## DESCRIPTION OF THE TASK
Restate the whole of the material. Keep every word, and drop the pictures.

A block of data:

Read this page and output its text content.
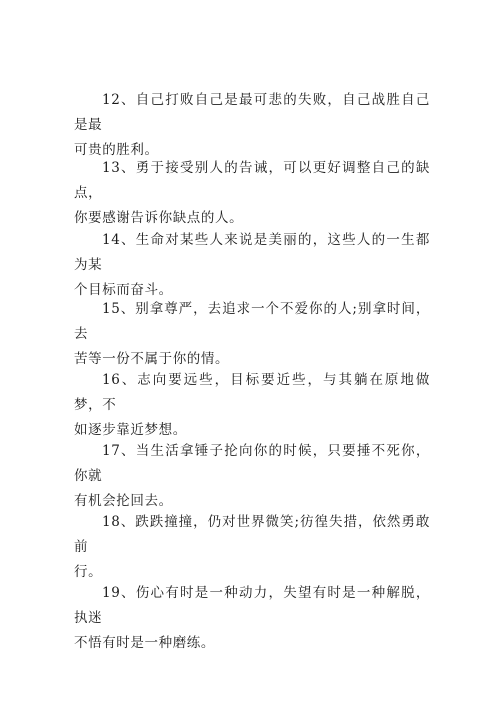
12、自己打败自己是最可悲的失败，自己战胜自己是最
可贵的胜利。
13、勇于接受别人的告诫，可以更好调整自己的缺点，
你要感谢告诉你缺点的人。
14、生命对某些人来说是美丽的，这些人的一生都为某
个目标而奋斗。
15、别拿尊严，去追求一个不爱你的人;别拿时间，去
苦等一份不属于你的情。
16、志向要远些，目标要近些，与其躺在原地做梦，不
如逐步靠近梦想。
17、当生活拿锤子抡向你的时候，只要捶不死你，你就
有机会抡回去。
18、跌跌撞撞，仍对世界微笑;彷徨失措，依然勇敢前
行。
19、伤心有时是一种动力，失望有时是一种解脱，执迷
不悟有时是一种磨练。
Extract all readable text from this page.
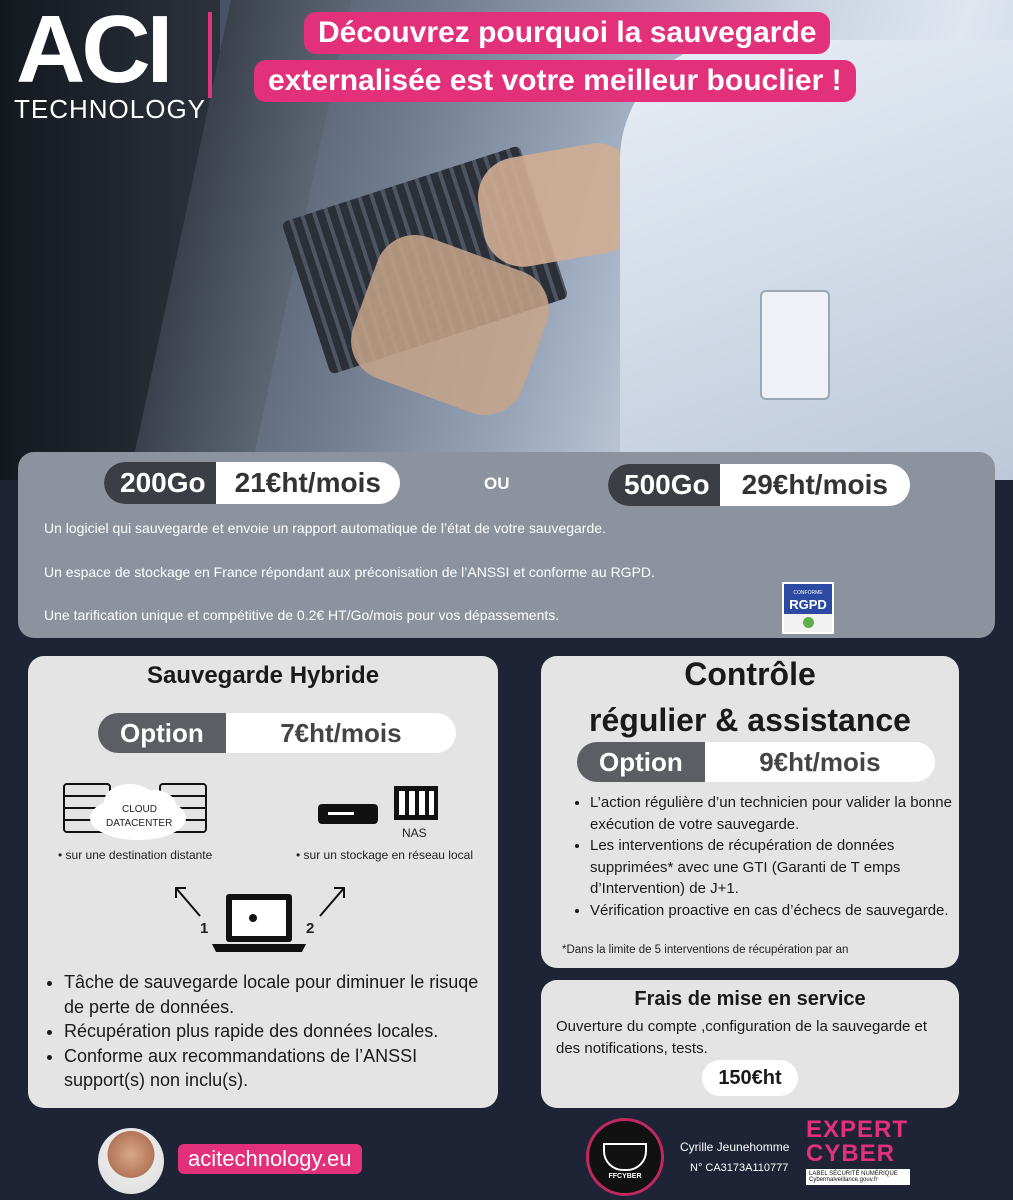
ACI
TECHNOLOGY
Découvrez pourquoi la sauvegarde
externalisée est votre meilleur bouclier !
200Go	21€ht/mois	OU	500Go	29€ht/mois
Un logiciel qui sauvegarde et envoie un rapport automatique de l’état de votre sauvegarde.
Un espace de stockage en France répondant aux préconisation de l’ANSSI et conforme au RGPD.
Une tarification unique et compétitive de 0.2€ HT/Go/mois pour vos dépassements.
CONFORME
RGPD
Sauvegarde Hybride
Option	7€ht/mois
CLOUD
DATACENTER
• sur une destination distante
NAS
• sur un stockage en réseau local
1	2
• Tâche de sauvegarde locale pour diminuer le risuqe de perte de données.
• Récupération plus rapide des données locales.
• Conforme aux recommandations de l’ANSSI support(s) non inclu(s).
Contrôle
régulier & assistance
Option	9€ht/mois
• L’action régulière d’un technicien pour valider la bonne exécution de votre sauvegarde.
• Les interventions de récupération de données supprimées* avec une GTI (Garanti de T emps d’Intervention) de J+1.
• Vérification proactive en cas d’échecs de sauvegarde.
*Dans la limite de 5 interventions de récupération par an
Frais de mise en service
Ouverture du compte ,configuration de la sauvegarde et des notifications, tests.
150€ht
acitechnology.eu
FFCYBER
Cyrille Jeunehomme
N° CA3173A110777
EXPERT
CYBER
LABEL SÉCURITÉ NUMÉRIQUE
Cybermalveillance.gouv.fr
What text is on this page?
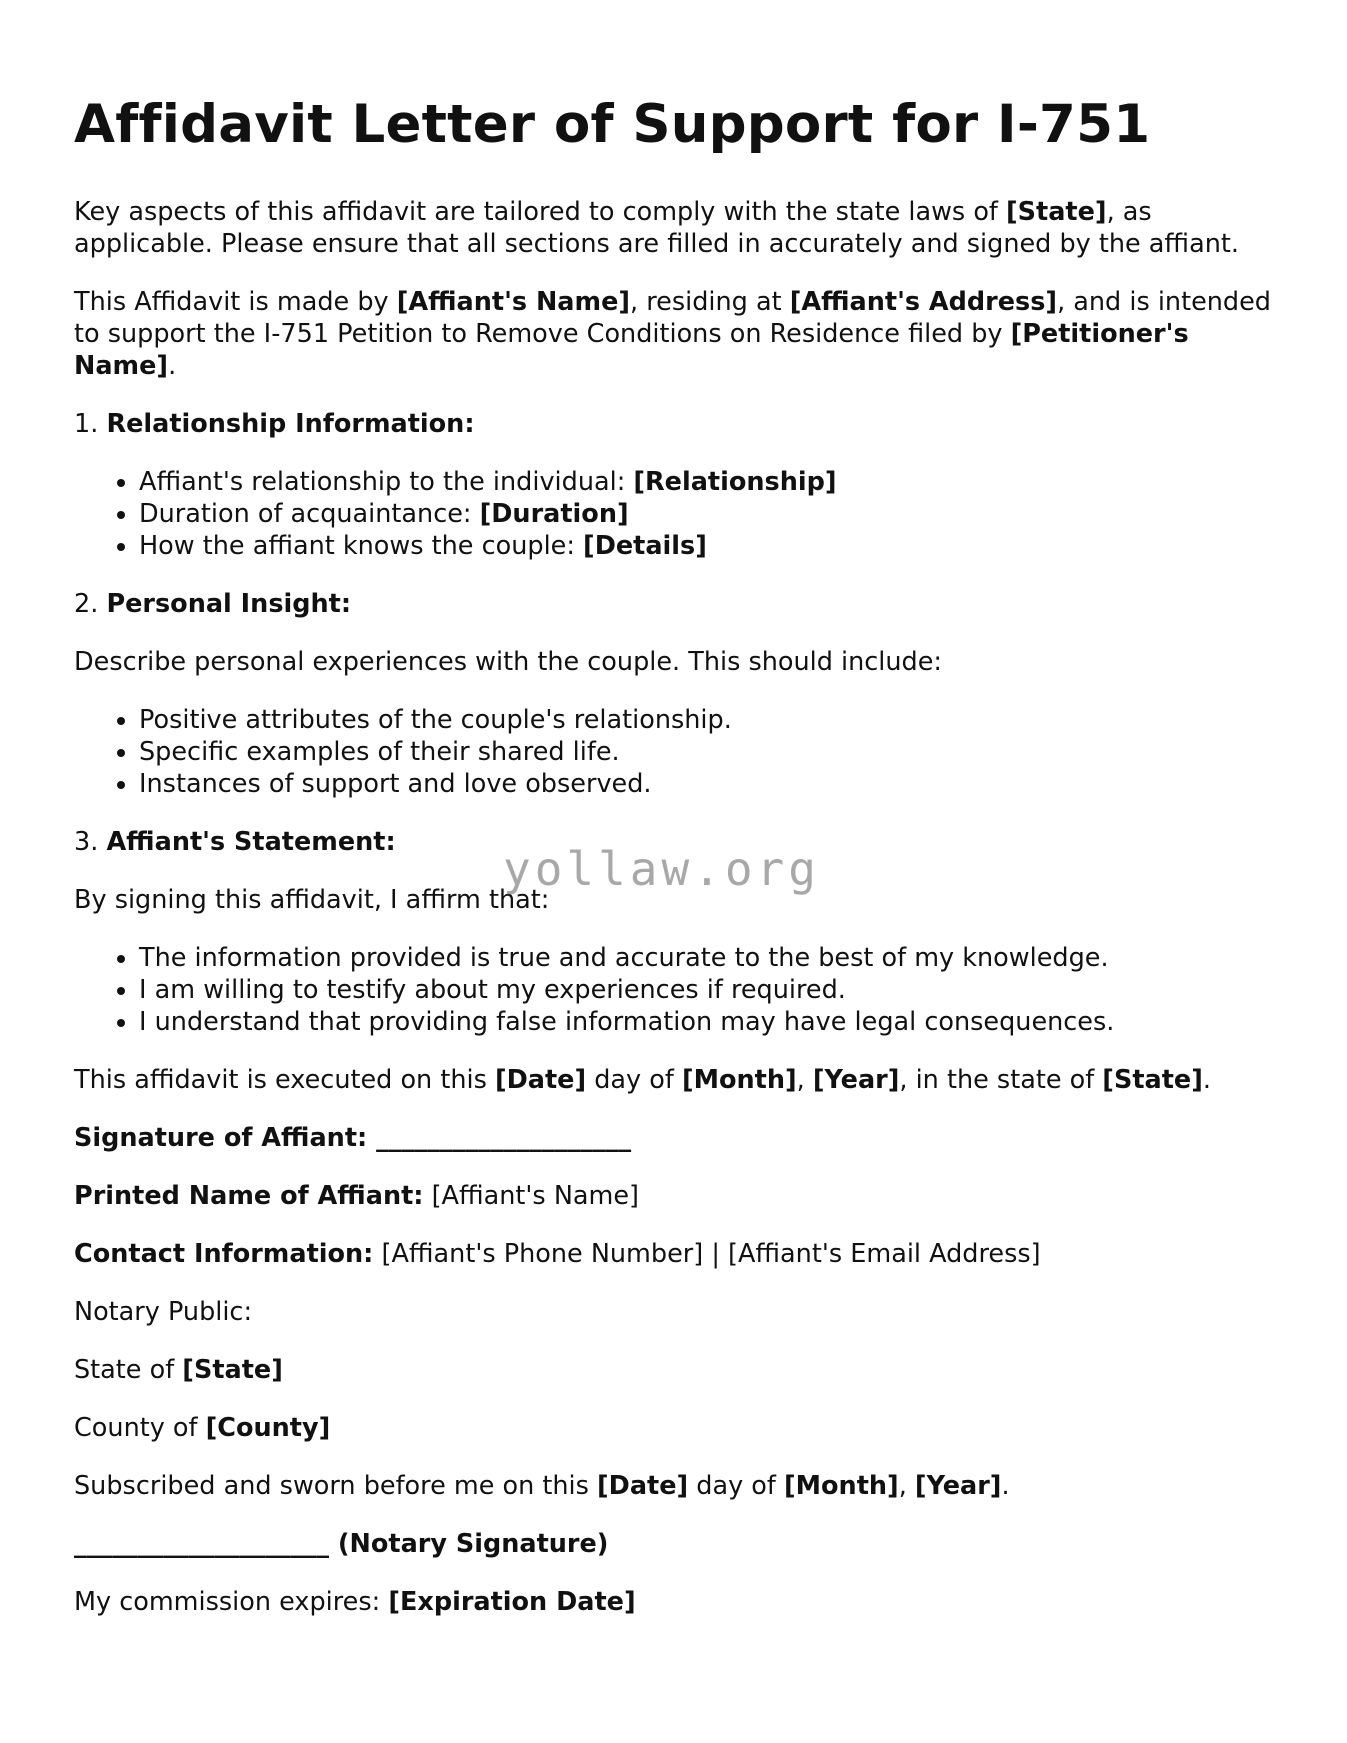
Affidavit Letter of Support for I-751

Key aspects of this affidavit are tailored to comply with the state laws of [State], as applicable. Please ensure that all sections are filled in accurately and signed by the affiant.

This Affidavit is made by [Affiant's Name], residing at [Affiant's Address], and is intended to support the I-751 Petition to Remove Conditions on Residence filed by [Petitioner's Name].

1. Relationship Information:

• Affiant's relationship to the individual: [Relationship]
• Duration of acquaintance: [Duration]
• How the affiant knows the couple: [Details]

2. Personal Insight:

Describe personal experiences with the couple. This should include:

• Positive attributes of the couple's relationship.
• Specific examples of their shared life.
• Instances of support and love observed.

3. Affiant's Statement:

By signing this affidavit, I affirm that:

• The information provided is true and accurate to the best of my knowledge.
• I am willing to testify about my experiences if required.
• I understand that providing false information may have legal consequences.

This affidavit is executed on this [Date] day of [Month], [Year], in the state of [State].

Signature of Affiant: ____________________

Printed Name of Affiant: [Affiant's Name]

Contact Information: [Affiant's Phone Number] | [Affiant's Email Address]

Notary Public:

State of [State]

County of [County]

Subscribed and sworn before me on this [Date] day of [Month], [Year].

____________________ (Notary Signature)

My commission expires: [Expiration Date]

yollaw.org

## THE REPLY
Read this page and output its text content.
12、自己打败自己是最可悲的失败，自己战胜自己是最
可贵的胜利。
13、勇于接受别人的告诫，可以更好调整自己的缺点，
你要感谢告诉你缺点的人。
14、生命对某些人来说是美丽的，这些人的一生都为某
个目标而奋斗。
15、别拿尊严，去追求一个不爱你的人;别拿时间，去
苦等一份不属于你的情。
16、志向要远些，目标要近些，与其躺在原地做梦，不
如逐步靠近梦想。
17、当生活拿锤子抡向你的时候，只要捶不死你，你就
有机会抡回去。
18、跌跌撞撞，仍对世界微笑;彷徨失措，依然勇敢前
行。
19、伤心有时是一种动力，失望有时是一种解脱，执迷
不悟有时是一种磨练。
Extract all readable text from this page.
ACI
TECHNOLOGY
Découvrez pourquoi la sauvegarde
externalisée est votre meilleur bouclier !
200Go	21€ht/mois	OU	500Go	29€ht/mois
Un logiciel qui sauvegarde et envoie un rapport automatique de l’état de votre sauvegarde.
Un espace de stockage en France répondant aux préconisation de l’ANSSI et conforme au RGPD.
Une tarification unique et compétitive de 0.2€ HT/Go/mois pour vos dépassements.
CONFORME
RGPD
Sauvegarde Hybride
Option	7€ht/mois
CLOUD
DATACENTER
• sur une destination distante
NAS
• sur un stockage en réseau local
1	2
• Tâche de sauvegarde locale pour diminuer le risuqe de perte de données.
• Récupération plus rapide des données locales.
• Conforme aux recommandations de l’ANSSI support(s) non inclu(s).
Contrôle
régulier & assistance
Option	9€ht/mois
• L’action régulière d’un technicien pour valider la bonne exécution de votre sauvegarde.
• Les interventions de récupération de données supprimées* avec une GTI (Garanti de T emps d’Intervention) de J+1.
• Vérification proactive en cas d’échecs de sauvegarde.
*Dans la limite de 5 interventions de récupération par an
Frais de mise en service
Ouverture du compte ,configuration de la sauvegarde et des notifications, tests.
150€ht
acitechnology.eu
FFCYBER
Cyrille Jeunehomme
N° CA3173A110777
EXPERT
CYBER
LABEL SÉCURITÉ NUMÉRIQUE
Cybermalveillance.gouv.fr
What text is on this page?
Affidavit Letter of Support for I-751

Key aspects of this affidavit are tailored to comply with the state laws of [State], as applicable. Please ensure that all sections are filled in accurately and signed by the affiant.

This Affidavit is made by [Affiant's Name], residing at [Affiant's Address], and is intended to support the I-751 Petition to Remove Conditions on Residence filed by [Petitioner's Name].

1. Relationship Information:

• Affiant's relationship to the individual: [Relationship]
• Duration of acquaintance: [Duration]
• How the affiant knows the couple: [Details]

2. Personal Insight:

Describe personal experiences with the couple. This should include:

• Positive attributes of the couple's relationship.
• Specific examples of their shared life.
• Instances of support and love observed.

3. Affiant's Statement:

By signing this affidavit, I affirm that:

• The information provided is true and accurate to the best of my knowledge.
• I am willing to testify about my experiences if required.
• I understand that providing false information may have legal consequences.

This affidavit is executed on this [Date] day of [Month], [Year], in the state of [State].

Signature of Affiant: ____________________

Printed Name of Affiant: [Affiant's Name]

Contact Information: [Affiant's Phone Number] | [Affiant's Email Address]

Notary Public:

State of [State]

County of [County]

Subscribed and sworn before me on this [Date] day of [Month], [Year].

____________________ (Notary Signature)

My commission expires: [Expiration Date]

yollaw.org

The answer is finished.